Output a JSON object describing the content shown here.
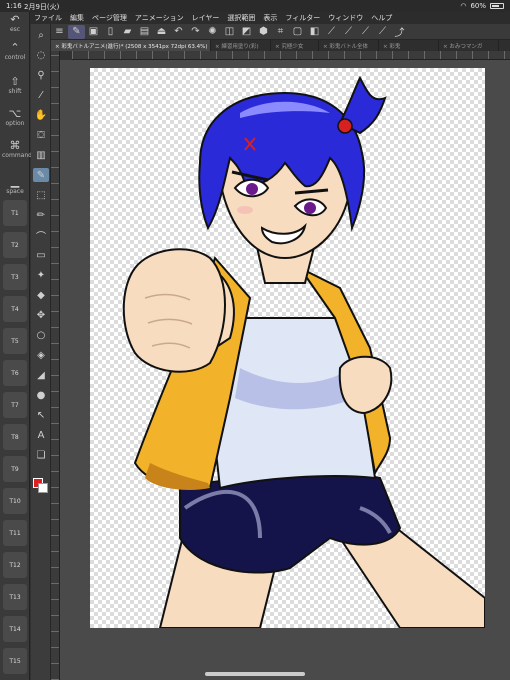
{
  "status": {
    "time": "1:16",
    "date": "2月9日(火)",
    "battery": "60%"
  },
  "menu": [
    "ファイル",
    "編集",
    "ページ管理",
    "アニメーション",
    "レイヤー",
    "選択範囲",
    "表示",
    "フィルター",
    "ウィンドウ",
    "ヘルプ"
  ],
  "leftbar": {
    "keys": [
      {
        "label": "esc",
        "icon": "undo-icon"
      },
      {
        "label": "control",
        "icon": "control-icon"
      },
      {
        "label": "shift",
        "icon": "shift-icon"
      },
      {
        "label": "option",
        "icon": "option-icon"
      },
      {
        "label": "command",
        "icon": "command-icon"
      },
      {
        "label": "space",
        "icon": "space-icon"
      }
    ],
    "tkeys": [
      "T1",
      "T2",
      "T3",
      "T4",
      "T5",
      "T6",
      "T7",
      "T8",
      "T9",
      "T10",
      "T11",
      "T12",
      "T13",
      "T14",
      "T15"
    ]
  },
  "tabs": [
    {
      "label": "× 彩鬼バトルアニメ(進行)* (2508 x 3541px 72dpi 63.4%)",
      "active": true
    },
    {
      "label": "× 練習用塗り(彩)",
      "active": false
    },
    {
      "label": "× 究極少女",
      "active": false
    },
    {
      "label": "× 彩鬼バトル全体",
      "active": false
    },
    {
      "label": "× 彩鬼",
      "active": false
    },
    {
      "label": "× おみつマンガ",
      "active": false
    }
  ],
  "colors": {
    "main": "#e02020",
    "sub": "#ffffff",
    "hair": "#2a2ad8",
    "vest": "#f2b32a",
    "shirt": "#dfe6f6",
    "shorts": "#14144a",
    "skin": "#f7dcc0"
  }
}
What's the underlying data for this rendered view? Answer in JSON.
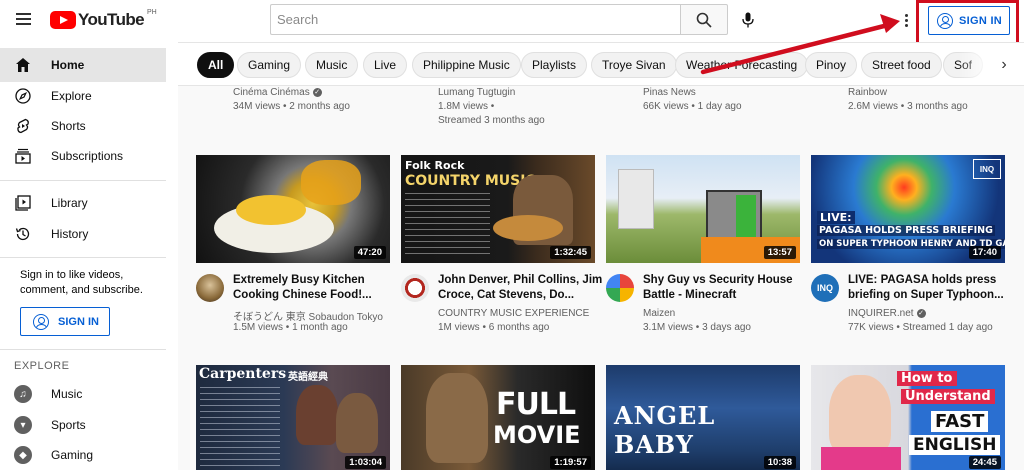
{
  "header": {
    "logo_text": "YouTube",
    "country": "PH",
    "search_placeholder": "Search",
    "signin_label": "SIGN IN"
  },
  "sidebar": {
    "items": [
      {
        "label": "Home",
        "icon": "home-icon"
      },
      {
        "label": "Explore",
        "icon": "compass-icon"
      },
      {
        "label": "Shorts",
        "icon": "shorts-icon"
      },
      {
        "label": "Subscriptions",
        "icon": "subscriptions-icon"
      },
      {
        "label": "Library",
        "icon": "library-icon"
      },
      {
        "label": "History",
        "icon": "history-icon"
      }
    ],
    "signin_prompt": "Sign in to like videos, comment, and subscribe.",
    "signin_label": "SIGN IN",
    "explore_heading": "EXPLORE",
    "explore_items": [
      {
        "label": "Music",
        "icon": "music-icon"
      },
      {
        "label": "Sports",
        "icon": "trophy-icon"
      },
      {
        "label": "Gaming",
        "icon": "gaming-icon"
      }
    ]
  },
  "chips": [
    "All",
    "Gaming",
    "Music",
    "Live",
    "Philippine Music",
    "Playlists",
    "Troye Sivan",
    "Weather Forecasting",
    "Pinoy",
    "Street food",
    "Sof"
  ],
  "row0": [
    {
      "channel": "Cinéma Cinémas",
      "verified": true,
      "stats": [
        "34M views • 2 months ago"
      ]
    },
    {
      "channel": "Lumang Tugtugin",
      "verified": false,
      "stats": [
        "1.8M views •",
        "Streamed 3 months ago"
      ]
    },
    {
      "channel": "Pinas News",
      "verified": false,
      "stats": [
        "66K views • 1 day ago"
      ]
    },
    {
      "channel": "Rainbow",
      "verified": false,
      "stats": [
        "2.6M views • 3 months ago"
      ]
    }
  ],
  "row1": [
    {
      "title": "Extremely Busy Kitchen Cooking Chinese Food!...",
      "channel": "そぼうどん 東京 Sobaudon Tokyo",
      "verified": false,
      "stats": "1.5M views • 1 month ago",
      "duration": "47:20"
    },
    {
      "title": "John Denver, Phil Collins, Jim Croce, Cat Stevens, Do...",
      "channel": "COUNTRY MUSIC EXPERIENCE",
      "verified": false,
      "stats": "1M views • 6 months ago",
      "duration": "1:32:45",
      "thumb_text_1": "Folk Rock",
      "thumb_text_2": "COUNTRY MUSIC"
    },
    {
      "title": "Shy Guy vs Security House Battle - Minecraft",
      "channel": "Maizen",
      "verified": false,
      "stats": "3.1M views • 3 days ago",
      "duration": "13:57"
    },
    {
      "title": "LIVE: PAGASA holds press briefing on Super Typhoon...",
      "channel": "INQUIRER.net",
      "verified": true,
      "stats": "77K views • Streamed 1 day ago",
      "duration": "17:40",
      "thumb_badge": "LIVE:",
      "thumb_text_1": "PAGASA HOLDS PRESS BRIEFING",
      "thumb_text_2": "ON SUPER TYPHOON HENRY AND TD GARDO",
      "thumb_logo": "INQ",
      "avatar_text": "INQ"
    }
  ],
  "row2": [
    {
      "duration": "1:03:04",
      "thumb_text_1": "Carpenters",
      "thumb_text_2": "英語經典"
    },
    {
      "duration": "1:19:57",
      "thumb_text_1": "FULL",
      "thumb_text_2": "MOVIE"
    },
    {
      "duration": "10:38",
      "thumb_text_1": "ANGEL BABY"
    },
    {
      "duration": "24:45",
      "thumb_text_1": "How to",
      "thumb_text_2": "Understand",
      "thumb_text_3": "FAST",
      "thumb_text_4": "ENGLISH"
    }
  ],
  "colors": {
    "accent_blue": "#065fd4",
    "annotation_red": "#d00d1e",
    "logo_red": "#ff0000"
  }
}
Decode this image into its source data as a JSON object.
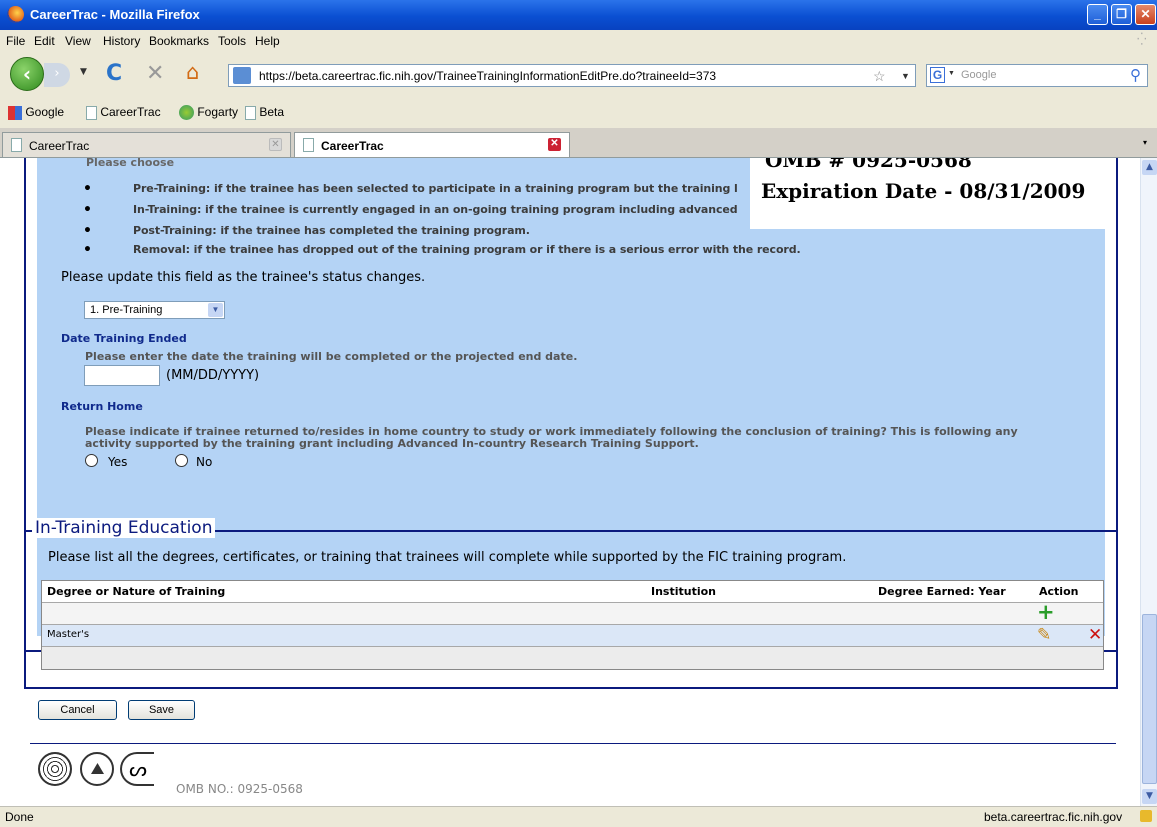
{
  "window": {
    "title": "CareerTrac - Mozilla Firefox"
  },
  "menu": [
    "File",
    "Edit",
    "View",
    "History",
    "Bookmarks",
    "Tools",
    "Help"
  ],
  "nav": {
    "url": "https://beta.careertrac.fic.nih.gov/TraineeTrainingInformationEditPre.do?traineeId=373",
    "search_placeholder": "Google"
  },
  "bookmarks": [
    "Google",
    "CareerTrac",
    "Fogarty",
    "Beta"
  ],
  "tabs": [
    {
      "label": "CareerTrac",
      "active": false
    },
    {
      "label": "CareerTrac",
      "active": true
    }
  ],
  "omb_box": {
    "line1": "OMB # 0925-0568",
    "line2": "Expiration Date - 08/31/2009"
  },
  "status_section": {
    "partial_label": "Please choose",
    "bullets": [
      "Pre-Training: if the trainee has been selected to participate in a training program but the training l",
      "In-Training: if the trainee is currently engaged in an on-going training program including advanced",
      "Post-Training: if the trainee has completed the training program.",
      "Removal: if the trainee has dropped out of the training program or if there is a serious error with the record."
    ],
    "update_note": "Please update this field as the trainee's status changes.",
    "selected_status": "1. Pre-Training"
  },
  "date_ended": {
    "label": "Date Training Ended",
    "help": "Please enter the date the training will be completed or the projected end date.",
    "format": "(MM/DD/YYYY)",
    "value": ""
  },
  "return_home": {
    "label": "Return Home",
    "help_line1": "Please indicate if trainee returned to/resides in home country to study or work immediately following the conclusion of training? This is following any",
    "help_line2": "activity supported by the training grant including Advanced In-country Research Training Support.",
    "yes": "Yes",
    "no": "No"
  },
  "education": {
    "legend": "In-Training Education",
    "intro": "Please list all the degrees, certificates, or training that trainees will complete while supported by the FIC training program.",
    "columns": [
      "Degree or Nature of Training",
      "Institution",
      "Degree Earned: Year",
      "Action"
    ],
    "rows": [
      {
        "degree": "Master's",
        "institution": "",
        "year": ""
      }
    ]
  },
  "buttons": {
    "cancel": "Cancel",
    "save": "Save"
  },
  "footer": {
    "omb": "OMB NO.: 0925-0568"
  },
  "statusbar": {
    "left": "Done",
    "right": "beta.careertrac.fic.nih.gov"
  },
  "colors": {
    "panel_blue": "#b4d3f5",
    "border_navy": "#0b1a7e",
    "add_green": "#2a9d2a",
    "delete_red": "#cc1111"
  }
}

What the task asks:
Check each line of the data above for the string "months" and report only how many lines have it.

Task result:
4